__What you are asked to do__.
Copy out each line of the data holding "latter".

__Records for the task__.
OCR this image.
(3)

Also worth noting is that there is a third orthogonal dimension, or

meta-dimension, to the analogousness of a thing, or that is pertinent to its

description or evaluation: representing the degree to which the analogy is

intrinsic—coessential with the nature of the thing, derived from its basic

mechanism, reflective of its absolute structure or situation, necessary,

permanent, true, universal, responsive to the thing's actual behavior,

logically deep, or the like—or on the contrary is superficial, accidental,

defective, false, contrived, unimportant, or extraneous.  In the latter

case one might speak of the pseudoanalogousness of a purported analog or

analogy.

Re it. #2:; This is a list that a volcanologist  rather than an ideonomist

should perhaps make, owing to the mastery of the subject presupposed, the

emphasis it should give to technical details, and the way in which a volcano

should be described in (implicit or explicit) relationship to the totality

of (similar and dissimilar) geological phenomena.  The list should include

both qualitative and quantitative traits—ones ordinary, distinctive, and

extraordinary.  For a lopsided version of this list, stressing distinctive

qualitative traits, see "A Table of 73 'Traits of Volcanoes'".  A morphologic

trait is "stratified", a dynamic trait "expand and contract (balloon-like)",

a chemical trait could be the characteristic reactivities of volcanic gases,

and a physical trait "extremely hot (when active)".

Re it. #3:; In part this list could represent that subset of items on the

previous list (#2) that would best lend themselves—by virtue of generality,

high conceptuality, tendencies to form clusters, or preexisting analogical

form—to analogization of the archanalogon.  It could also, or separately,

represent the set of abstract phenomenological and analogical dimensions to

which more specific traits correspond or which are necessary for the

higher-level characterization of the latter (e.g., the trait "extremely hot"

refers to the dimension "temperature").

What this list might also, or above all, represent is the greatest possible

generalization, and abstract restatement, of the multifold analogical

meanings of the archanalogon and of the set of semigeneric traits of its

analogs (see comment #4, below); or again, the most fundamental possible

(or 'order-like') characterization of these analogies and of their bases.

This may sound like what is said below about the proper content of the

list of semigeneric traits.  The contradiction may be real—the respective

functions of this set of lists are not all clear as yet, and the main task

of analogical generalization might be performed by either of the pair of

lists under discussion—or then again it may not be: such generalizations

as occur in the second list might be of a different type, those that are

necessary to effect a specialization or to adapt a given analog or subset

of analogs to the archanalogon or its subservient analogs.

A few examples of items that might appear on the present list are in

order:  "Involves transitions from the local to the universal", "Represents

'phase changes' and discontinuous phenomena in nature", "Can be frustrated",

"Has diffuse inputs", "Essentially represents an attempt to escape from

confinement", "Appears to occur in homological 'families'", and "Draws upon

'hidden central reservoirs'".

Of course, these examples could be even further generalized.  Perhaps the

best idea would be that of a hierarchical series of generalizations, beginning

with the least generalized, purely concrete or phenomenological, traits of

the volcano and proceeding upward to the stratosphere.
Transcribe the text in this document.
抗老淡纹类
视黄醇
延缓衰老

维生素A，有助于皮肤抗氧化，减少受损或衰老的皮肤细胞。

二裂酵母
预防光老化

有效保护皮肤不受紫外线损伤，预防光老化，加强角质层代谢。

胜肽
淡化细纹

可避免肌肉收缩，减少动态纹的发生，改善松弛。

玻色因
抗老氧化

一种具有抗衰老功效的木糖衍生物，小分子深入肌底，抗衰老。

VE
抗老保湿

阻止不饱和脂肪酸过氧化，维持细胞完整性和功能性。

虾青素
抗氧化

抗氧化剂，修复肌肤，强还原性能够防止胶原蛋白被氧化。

__Expected output__.
defective, false, contrived, unimportant, or extraneous.  In the latter
higher-level characterization of the latter (e.g., the trait "extremely hot"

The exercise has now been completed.